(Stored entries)

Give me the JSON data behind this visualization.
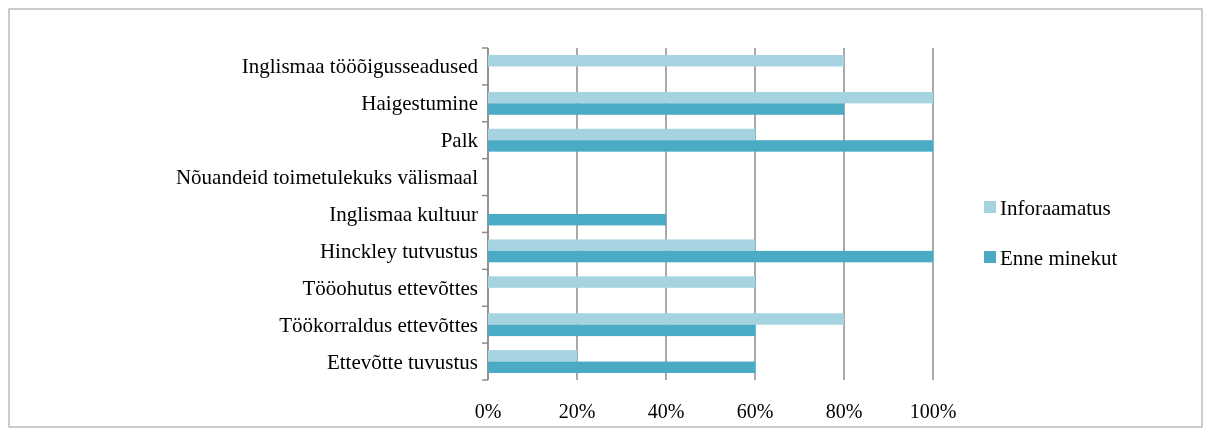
{
  "chart_data": {
    "type": "bar",
    "orientation": "horizontal",
    "categories": [
      "Inglismaa tööõigusseadused",
      "Haigestumine",
      "Palk",
      "Nõuandeid toimetulekuks välismaal",
      "Inglismaa kultuur",
      "Hinckley tutvustus",
      "Tööohutus ettevõttes",
      "Töökorraldus ettevõttes",
      "Ettevõtte tuvustus"
    ],
    "series": [
      {
        "name": "Inforaamatus",
        "color": "#a5d3e0",
        "values": [
          80,
          100,
          60,
          0,
          0,
          60,
          60,
          80,
          20
        ]
      },
      {
        "name": "Enne minekut",
        "color": "#4babc5",
        "values": [
          0,
          80,
          100,
          0,
          40,
          100,
          0,
          60,
          60
        ]
      }
    ],
    "xlim": [
      0,
      100
    ],
    "xticks": [
      {
        "value": 0,
        "label": "0%"
      },
      {
        "value": 20,
        "label": "20%"
      },
      {
        "value": 40,
        "label": "40%"
      },
      {
        "value": 60,
        "label": "60%"
      },
      {
        "value": 80,
        "label": "80%"
      },
      {
        "value": 100,
        "label": "100%"
      }
    ],
    "grid": "x",
    "legend": "right"
  }
}
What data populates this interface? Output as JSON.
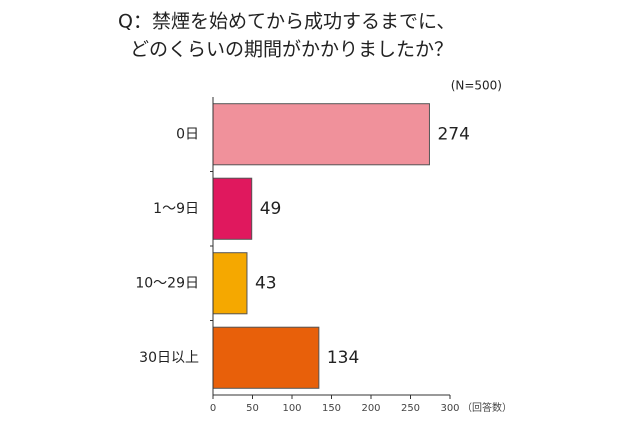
{
  "chart_data": {
    "type": "barh",
    "title": [
      "Q：禁煙を始めてから成功するまでに、",
      "どのくらいの期間がかかりましたか？"
    ],
    "subtitle": "(N=500)",
    "x_label": "（回答数）",
    "categories": [
      "0日",
      "1〜9日",
      "10〜29日",
      "30日以上"
    ],
    "values": [
      274,
      49,
      43,
      134
    ],
    "colors": [
      "#f0919b",
      "#e0185e",
      "#f5a800",
      "#e8600a"
    ],
    "xlim": [
      0,
      300
    ],
    "xticks": [
      0,
      50,
      100,
      150,
      200,
      250,
      300
    ]
  }
}
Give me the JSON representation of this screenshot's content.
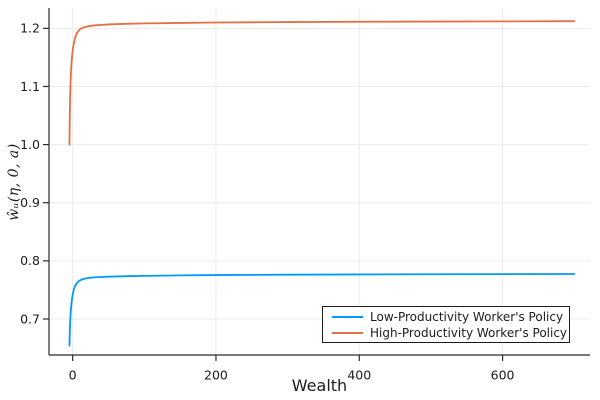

### To do
Copy every line from the records above that contains the word "Give".

### Expected output
Give me the JSON data behind this visualization.
Give me the JSON representation of this screenshot's content.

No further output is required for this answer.